__DIRECTIONS__: Reproduce all of the data exactly, with no line skipped.

__INPUT DATA__:
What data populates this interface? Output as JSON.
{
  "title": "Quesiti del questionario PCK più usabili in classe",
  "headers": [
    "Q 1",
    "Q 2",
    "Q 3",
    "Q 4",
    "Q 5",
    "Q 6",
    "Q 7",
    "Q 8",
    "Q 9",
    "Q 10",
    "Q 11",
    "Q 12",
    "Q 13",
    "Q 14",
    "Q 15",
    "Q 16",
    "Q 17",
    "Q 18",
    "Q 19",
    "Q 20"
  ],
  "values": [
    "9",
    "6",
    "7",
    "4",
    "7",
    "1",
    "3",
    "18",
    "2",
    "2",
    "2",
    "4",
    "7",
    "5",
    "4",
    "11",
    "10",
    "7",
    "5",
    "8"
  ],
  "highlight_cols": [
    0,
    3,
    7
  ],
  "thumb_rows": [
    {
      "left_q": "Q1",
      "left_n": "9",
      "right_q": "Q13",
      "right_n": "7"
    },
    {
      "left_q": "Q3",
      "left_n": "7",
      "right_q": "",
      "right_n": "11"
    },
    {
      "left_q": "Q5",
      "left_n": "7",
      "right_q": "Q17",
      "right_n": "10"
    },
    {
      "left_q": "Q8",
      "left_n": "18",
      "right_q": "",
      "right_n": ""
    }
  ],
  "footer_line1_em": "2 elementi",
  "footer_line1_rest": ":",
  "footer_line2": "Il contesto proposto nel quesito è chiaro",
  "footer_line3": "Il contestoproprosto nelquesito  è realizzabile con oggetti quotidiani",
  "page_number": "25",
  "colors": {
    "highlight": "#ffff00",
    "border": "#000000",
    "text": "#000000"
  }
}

__COMPLETE ANSWER__:
What data populates this interface? Output as JSON.
{
  "title": "Quesiti del questionario PCK più usabili in classe",
  "headers": [
    "Q 1",
    "Q 2",
    "Q 3",
    "Q 4",
    "Q 5",
    "Q 6",
    "Q 7",
    "Q 8",
    "Q 9",
    "Q 10",
    "Q 11",
    "Q 12",
    "Q 13",
    "Q 14",
    "Q 15",
    "Q 16",
    "Q 17",
    "Q 18",
    "Q 19",
    "Q 20"
  ],
  "values": [
    "9",
    "6",
    "7",
    "4",
    "7",
    "1",
    "3",
    "18",
    "2",
    "2",
    "2",
    "4",
    "7",
    "5",
    "4",
    "11",
    "10",
    "7",
    "5",
    "8"
  ],
  "highlight_cols": [
    0,
    3,
    7
  ],
  "thumb_rows": [
    {
      "left_q": "Q1",
      "left_n": "9",
      "right_q": "Q13",
      "right_n": "7"
    },
    {
      "left_q": "Q3",
      "left_n": "7",
      "right_q": "",
      "right_n": "11"
    },
    {
      "left_q": "Q5",
      "left_n": "7",
      "right_q": "Q17",
      "right_n": "10"
    },
    {
      "left_q": "Q8",
      "left_n": "18",
      "right_q": "",
      "right_n": ""
    }
  ],
  "footer_line1_em": "2 elementi",
  "footer_line1_rest": ":",
  "footer_line2": "Il contesto proposto nel quesito è chiaro",
  "footer_line3": "Il contestoproprosto nelquesito  è realizzabile con oggetti quotidiani",
  "page_number": "25",
  "colors": {
    "highlight": "#ffff00",
    "border": "#000000",
    "text": "#000000"
  }
}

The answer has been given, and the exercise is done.